## Start

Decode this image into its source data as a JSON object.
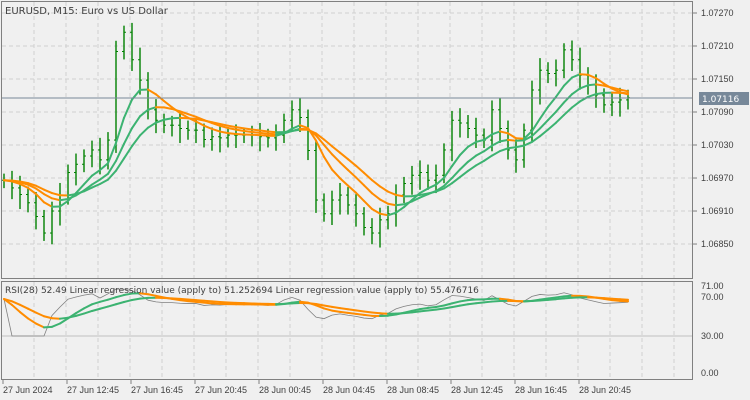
{
  "header": {
    "title": "EURUSD, M15:  Euro vs US Dollar"
  },
  "subwindow": {
    "label": "RSI(28) 52.49 Linear regression value (apply to) 51.252694 Linear regression value (apply to) 55.476716"
  },
  "colors": {
    "background": "#f0f0f0",
    "bars": "#008000",
    "rising": "#3cb371",
    "falling": "#ff8c00",
    "grid": "#d0d0d0",
    "price_line": "#778899",
    "rsi": "#808080"
  },
  "chart_data": [
    {
      "type": "bar",
      "title": "EURUSD, M15:  Euro vs US Dollar",
      "current_price": "1.07116",
      "yticks": [
        "1.07270",
        "1.07210",
        "1.07150",
        "1.07090",
        "1.07030",
        "1.06970",
        "1.06910",
        "1.06850"
      ],
      "ylim": [
        1.0681,
        1.0729
      ],
      "xticks": [
        "27 Jun 2024",
        "27 Jun 12:45",
        "27 Jun 16:45",
        "27 Jun 20:45",
        "28 Jun 00:45",
        "28 Jun 04:45",
        "28 Jun 08:45",
        "28 Jun 12:45",
        "28 Jun 16:45",
        "28 Jun 20:45"
      ],
      "grid": true,
      "closes": [
        1.06966,
        1.06952,
        1.0694,
        1.06925,
        1.069,
        1.0687,
        1.0691,
        1.06939,
        1.0698,
        1.06995,
        1.0701,
        1.07021,
        1.07003,
        1.07039,
        1.072,
        1.07235,
        1.07185,
        1.07148,
        1.07094,
        1.07075,
        1.07066,
        1.07066,
        1.0706,
        1.07057,
        1.07057,
        1.0704,
        1.07045,
        1.07043,
        1.07048,
        1.07048,
        1.07048,
        1.07048,
        1.07045,
        1.07043,
        1.07048,
        1.07075,
        1.07094,
        1.0708,
        1.0702,
        1.0693,
        1.06905,
        1.0693,
        1.06939,
        1.06921,
        1.06905,
        1.0688,
        1.0687,
        1.06894,
        1.06905,
        1.06939,
        1.0696,
        1.06975,
        1.0698,
        1.06966,
        1.06975,
        1.07021,
        1.07075,
        1.0707,
        1.0706,
        1.07048,
        1.07039,
        1.07094,
        1.0706,
        1.07021,
        1.07003,
        1.07057,
        1.0713,
        1.07166,
        1.0716,
        1.07166,
        1.07203,
        1.07185,
        1.07157,
        1.07139,
        1.07121,
        1.07103,
        1.07108,
        1.07112,
        1.07116
      ]
    },
    {
      "type": "line",
      "title": "RSI(28) 52.49 Linear regression value (apply to) 51.252694 Linear regression value (apply to) 55.476716",
      "yticks": [
        "71.00",
        "70.00",
        "30.00",
        "0.00"
      ],
      "ylim": [
        0,
        71
      ],
      "series": [
        {
          "name": "RSI(28)",
          "last": 52.49
        },
        {
          "name": "Linear regression value (apply to)",
          "last": 51.252694
        },
        {
          "name": "Linear regression value (apply to)",
          "last": 55.476716
        }
      ]
    }
  ]
}
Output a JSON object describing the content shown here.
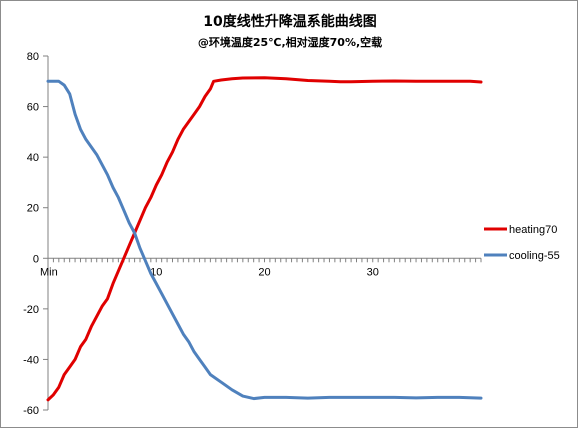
{
  "chart_data": {
    "type": "line",
    "title": "10度线性升降温系能曲线图",
    "subtitle": "@环境温度25℃,相对湿度70%,空载",
    "xlabel": "",
    "ylabel": "",
    "xlim": [
      0,
      40
    ],
    "ylim": [
      -60,
      80
    ],
    "yticks": [
      80,
      60,
      40,
      20,
      0,
      -20,
      -40,
      -60
    ],
    "xticks": [
      {
        "value": 0,
        "label": "Min"
      },
      {
        "value": 10,
        "label": "10"
      },
      {
        "value": 20,
        "label": "20"
      },
      {
        "value": 30,
        "label": "30"
      }
    ],
    "grid": false,
    "legend_position": "right",
    "series": [
      {
        "name": "heating70",
        "color": "#e00000",
        "points": [
          [
            0.0,
            -56
          ],
          [
            0.5,
            -54
          ],
          [
            1.0,
            -51
          ],
          [
            1.5,
            -46
          ],
          [
            2.0,
            -43
          ],
          [
            2.5,
            -40
          ],
          [
            3.0,
            -35
          ],
          [
            3.5,
            -32
          ],
          [
            4.0,
            -27
          ],
          [
            4.5,
            -23
          ],
          [
            5.0,
            -19
          ],
          [
            5.5,
            -16
          ],
          [
            6.0,
            -10
          ],
          [
            6.5,
            -5
          ],
          [
            7.0,
            0
          ],
          [
            7.5,
            5
          ],
          [
            8.0,
            10
          ],
          [
            8.5,
            15
          ],
          [
            9.0,
            20
          ],
          [
            9.5,
            24
          ],
          [
            10.0,
            29
          ],
          [
            10.5,
            33
          ],
          [
            11.0,
            38
          ],
          [
            11.5,
            42
          ],
          [
            12.0,
            47
          ],
          [
            12.5,
            51
          ],
          [
            13.0,
            54
          ],
          [
            13.5,
            57
          ],
          [
            14.0,
            60
          ],
          [
            14.5,
            64
          ],
          [
            15.0,
            67
          ],
          [
            15.3,
            70
          ],
          [
            16.0,
            70.5
          ],
          [
            17.0,
            71
          ],
          [
            18.0,
            71.3
          ],
          [
            20.0,
            71.4
          ],
          [
            22.0,
            71
          ],
          [
            24.0,
            70.3
          ],
          [
            26.0,
            70
          ],
          [
            27.0,
            69.8
          ],
          [
            28.0,
            69.8
          ],
          [
            30.0,
            70
          ],
          [
            32.0,
            70.1
          ],
          [
            34.0,
            70
          ],
          [
            36.0,
            70
          ],
          [
            38.0,
            70
          ],
          [
            39.0,
            70
          ],
          [
            40.0,
            69.7
          ]
        ]
      },
      {
        "name": "cooling-55",
        "color": "#4f81bd",
        "points": [
          [
            0.0,
            70
          ],
          [
            0.5,
            70
          ],
          [
            1.0,
            70
          ],
          [
            1.5,
            68.5
          ],
          [
            2.0,
            65
          ],
          [
            2.5,
            57
          ],
          [
            3.0,
            51
          ],
          [
            3.5,
            47
          ],
          [
            4.0,
            44
          ],
          [
            4.5,
            41
          ],
          [
            5.0,
            37
          ],
          [
            5.5,
            33
          ],
          [
            6.0,
            28
          ],
          [
            6.5,
            24
          ],
          [
            7.0,
            19
          ],
          [
            7.5,
            14
          ],
          [
            8.0,
            10
          ],
          [
            8.5,
            4
          ],
          [
            9.0,
            -1
          ],
          [
            9.5,
            -6
          ],
          [
            10.0,
            -10
          ],
          [
            10.5,
            -14
          ],
          [
            11.0,
            -18
          ],
          [
            11.5,
            -22
          ],
          [
            12.0,
            -26
          ],
          [
            12.5,
            -30
          ],
          [
            13.0,
            -33
          ],
          [
            13.5,
            -37
          ],
          [
            14.0,
            -40
          ],
          [
            14.5,
            -43
          ],
          [
            15.0,
            -46
          ],
          [
            16.0,
            -49
          ],
          [
            17.0,
            -52
          ],
          [
            18.0,
            -54.5
          ],
          [
            19.0,
            -55.5
          ],
          [
            20.0,
            -55
          ],
          [
            22.0,
            -55
          ],
          [
            24.0,
            -55.3
          ],
          [
            26.0,
            -55
          ],
          [
            28.0,
            -55
          ],
          [
            30.0,
            -55
          ],
          [
            32.0,
            -55
          ],
          [
            34.0,
            -55.2
          ],
          [
            36.0,
            -55
          ],
          [
            38.0,
            -55
          ],
          [
            40.0,
            -55.3
          ]
        ]
      }
    ]
  }
}
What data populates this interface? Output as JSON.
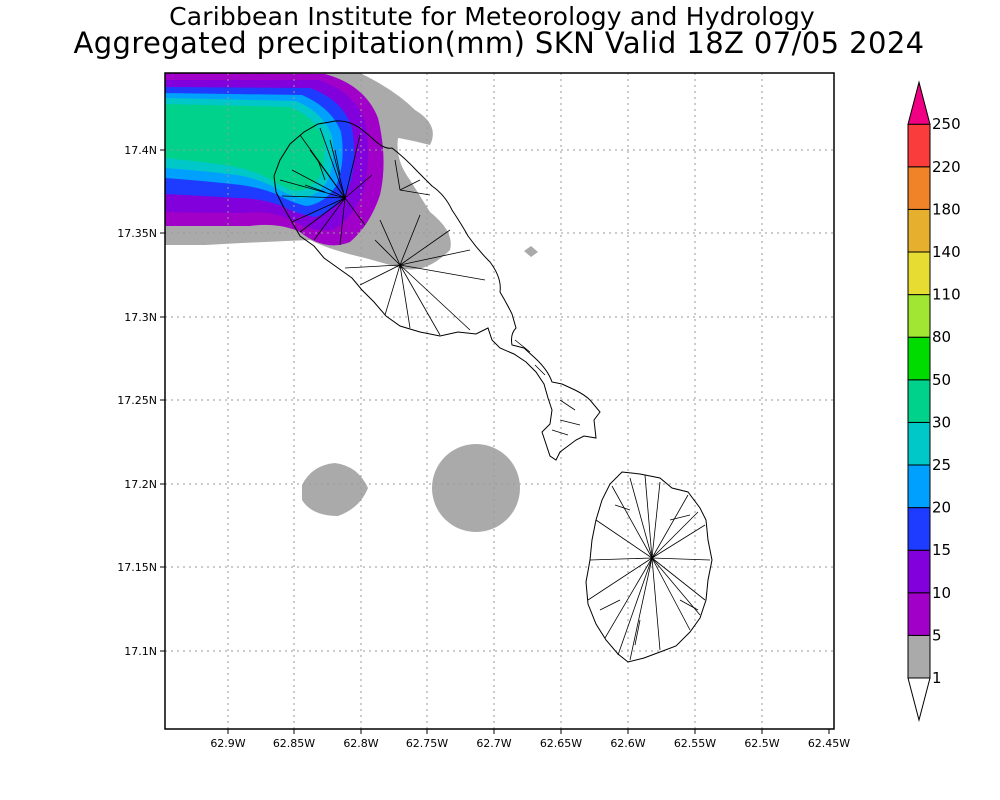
{
  "header": {
    "title_line1": "Caribbean Institute for Meteorology and Hydrology",
    "title_line2": "Aggregated precipitation(mm) SKN Valid 18Z 07/05 2024"
  },
  "map": {
    "lon_ticks": [
      "62.9W",
      "62.85W",
      "62.8W",
      "62.75W",
      "62.7W",
      "62.65W",
      "62.6W",
      "62.55W",
      "62.5W",
      "62.45W"
    ],
    "lat_ticks": [
      "17.4N",
      "17.35N",
      "17.3N",
      "17.25N",
      "17.2N",
      "17.15N",
      "17.1N"
    ]
  },
  "colorbar": {
    "levels": [
      "1",
      "5",
      "10",
      "15",
      "20",
      "25",
      "30",
      "50",
      "80",
      "110",
      "140",
      "180",
      "220",
      "250"
    ],
    "colors": [
      "#aaaaaa",
      "#a000c8",
      "#8200dc",
      "#1e3cff",
      "#00a0ff",
      "#00c8c8",
      "#00d28c",
      "#00dc00",
      "#a0e632",
      "#e6dc32",
      "#e6af2d",
      "#f08228",
      "#fa3c3c",
      "#f00082"
    ],
    "below_color": "#ffffff"
  }
}
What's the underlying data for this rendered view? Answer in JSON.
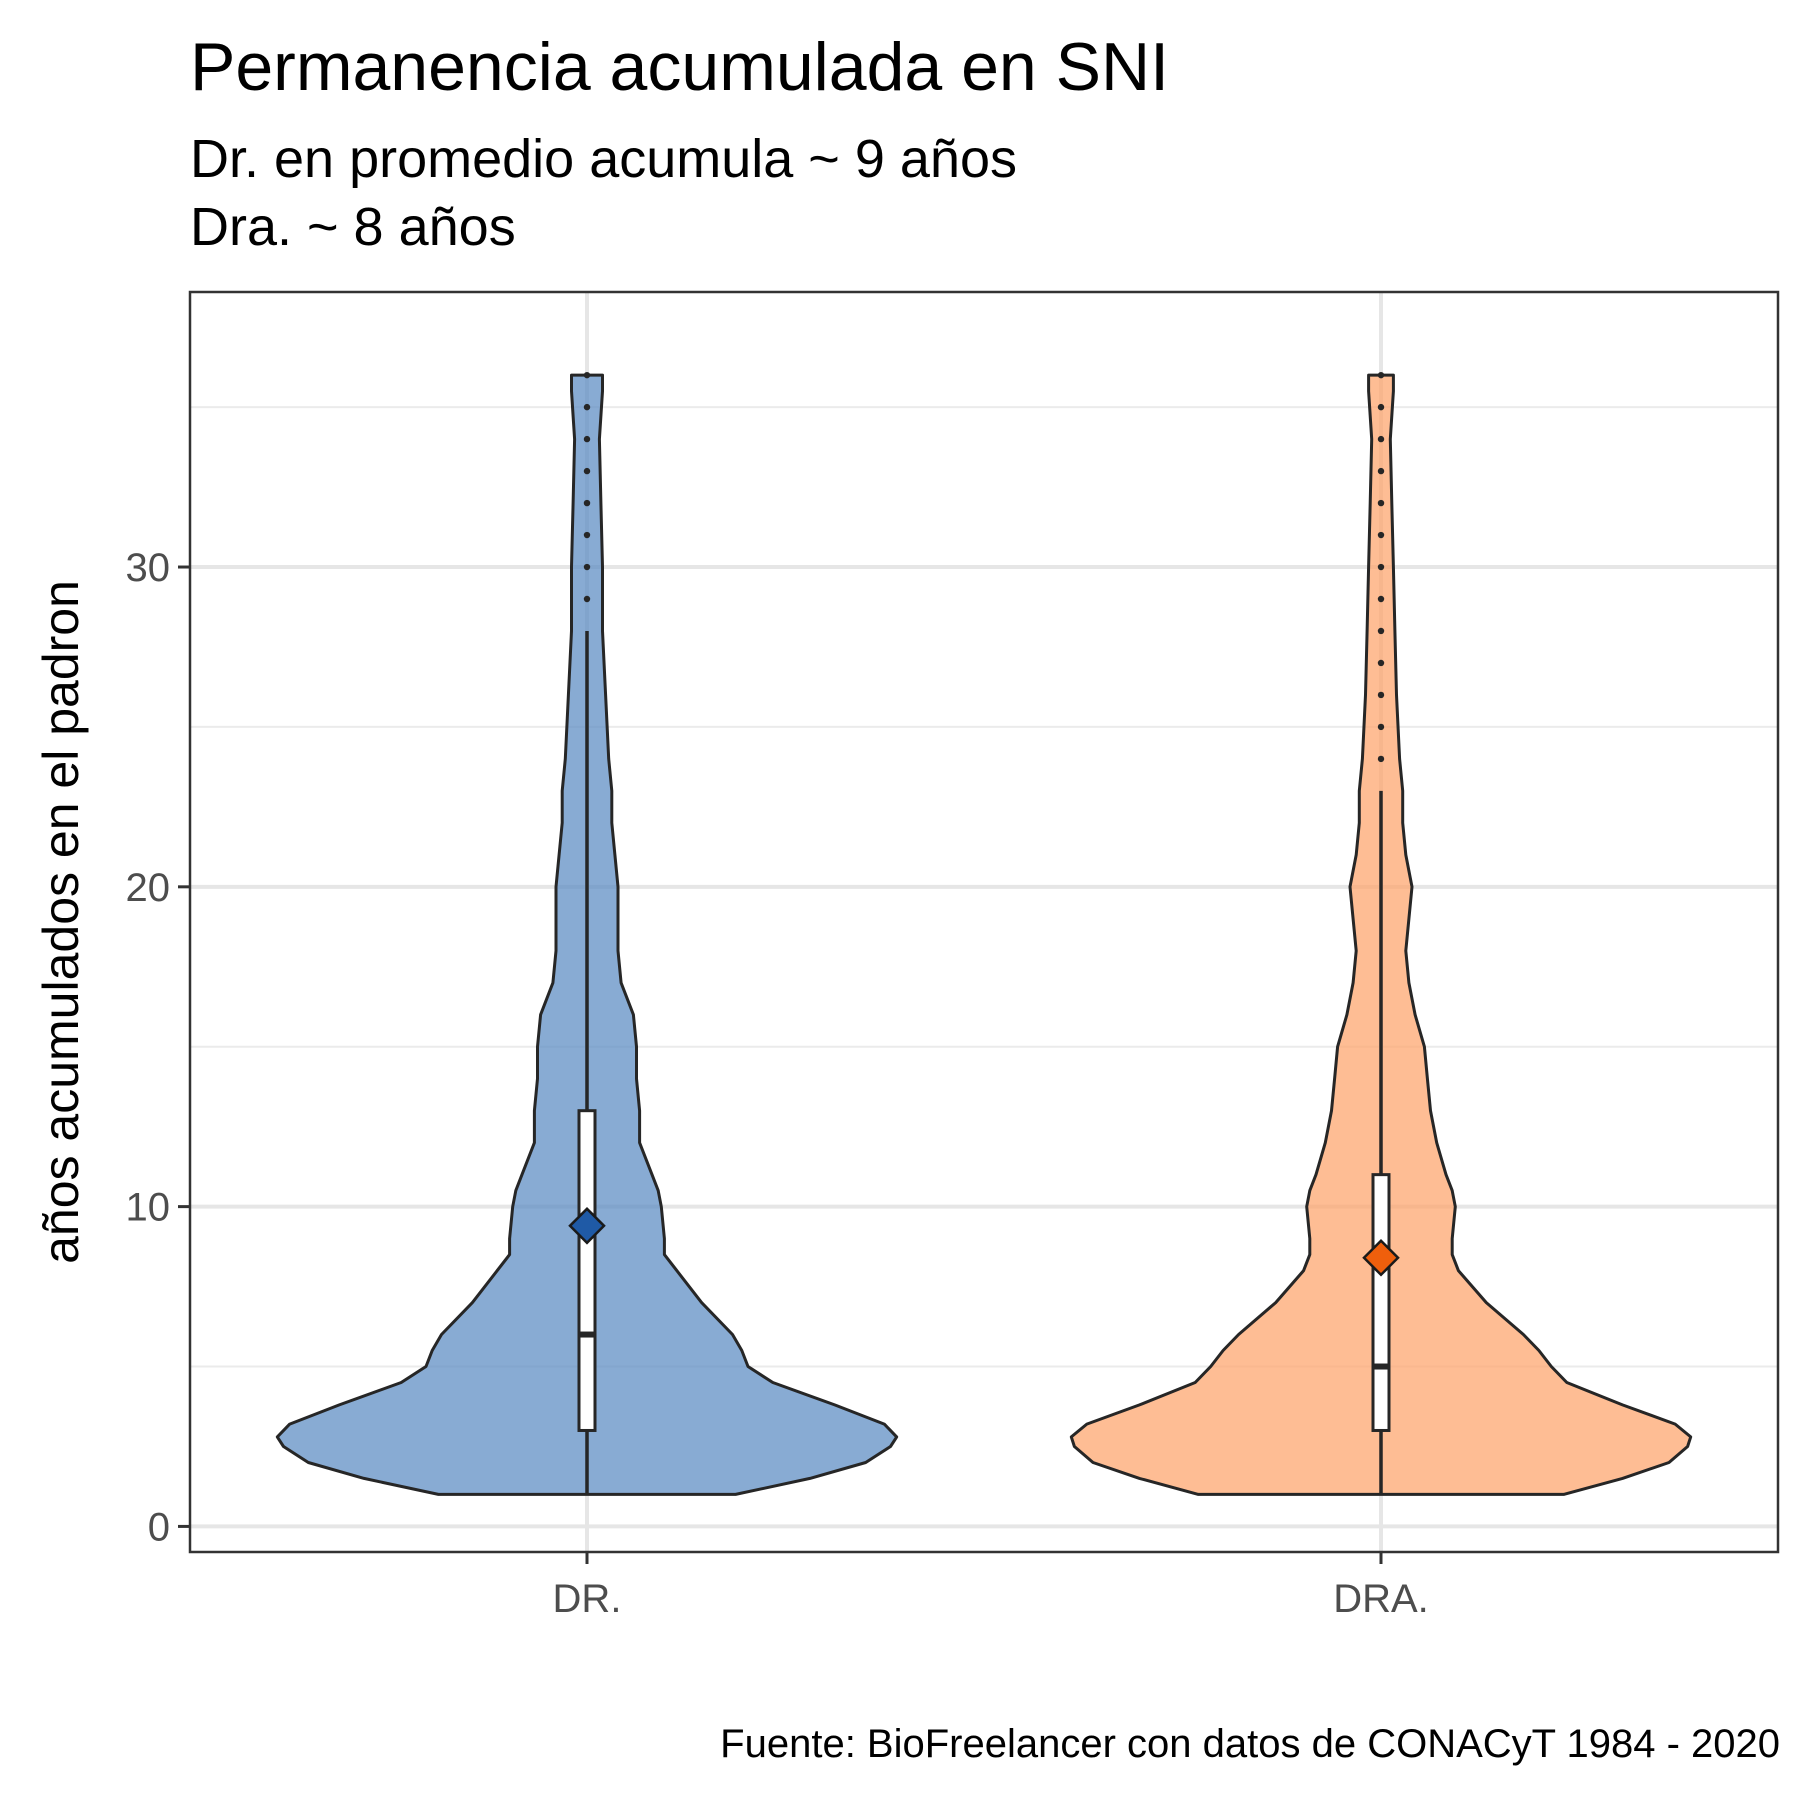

## End

Starting with the line that holds "What data populates", retype each line through the last one in the listing above, exactly as written. Do not copy any pictures.

The answer -
What data populates this interface? Output as JSON.
{
  "header": {
    "title_line1": "Caribbean Institute for Meteorology and Hydrology",
    "title_line2": "Aggregated precipitation(mm) SKN Valid 18Z 07/05 2024"
  },
  "map": {
    "lon_ticks": [
      "62.9W",
      "62.85W",
      "62.8W",
      "62.75W",
      "62.7W",
      "62.65W",
      "62.6W",
      "62.55W",
      "62.5W",
      "62.45W"
    ],
    "lat_ticks": [
      "17.4N",
      "17.35N",
      "17.3N",
      "17.25N",
      "17.2N",
      "17.15N",
      "17.1N"
    ]
  },
  "colorbar": {
    "levels": [
      "1",
      "5",
      "10",
      "15",
      "20",
      "25",
      "30",
      "50",
      "80",
      "110",
      "140",
      "180",
      "220",
      "250"
    ],
    "colors": [
      "#aaaaaa",
      "#a000c8",
      "#8200dc",
      "#1e3cff",
      "#00a0ff",
      "#00c8c8",
      "#00d28c",
      "#00dc00",
      "#a0e632",
      "#e6dc32",
      "#e6af2d",
      "#f08228",
      "#fa3c3c",
      "#f00082"
    ],
    "below_color": "#ffffff"
  }
}
What's the underlying data for this rendered view? Answer in JSON.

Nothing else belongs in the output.